- [Required task]:
Where the line holding "OCR this image." appears, start copying, and continue exactly through the last line of the listing, skipping pictures.

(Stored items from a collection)
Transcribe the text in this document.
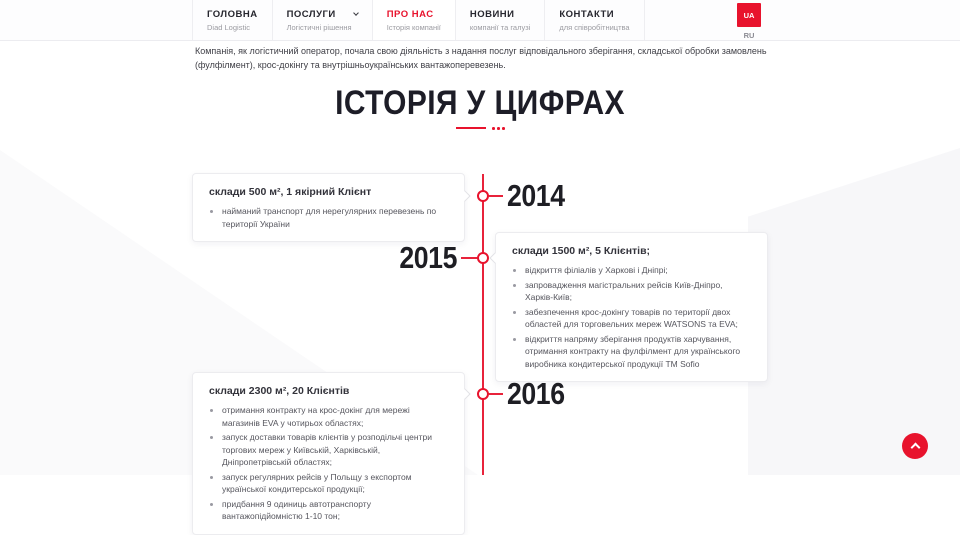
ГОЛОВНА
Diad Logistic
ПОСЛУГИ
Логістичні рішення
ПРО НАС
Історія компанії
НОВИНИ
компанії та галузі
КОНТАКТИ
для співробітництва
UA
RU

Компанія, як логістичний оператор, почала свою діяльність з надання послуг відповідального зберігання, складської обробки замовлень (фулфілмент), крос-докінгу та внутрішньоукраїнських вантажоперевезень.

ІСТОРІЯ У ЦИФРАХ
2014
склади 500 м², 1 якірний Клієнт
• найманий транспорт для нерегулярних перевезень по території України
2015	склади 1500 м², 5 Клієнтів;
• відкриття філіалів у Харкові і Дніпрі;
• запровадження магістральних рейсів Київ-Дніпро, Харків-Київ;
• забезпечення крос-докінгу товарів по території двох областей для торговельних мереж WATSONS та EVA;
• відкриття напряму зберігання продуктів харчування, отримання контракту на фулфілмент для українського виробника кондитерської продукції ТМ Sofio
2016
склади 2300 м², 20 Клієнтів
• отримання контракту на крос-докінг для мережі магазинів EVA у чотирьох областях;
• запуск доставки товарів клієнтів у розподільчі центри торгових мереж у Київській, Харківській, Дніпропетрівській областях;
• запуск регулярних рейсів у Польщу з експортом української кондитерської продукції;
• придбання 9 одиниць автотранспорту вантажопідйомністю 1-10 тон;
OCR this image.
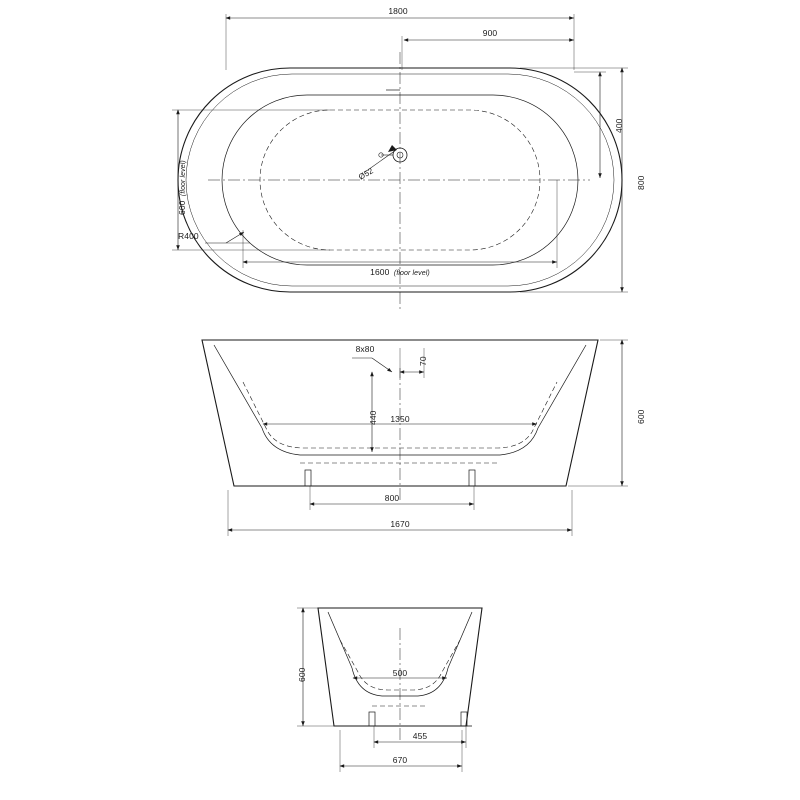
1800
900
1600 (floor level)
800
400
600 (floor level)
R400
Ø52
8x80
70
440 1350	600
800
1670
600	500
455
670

- [Task output]:
OCR this image.
1800
900
1600 (floor level)
800
400
600 (floor level)
R400
Ø52
8x80
70
440 1350	600
800
1670
600	500
455
670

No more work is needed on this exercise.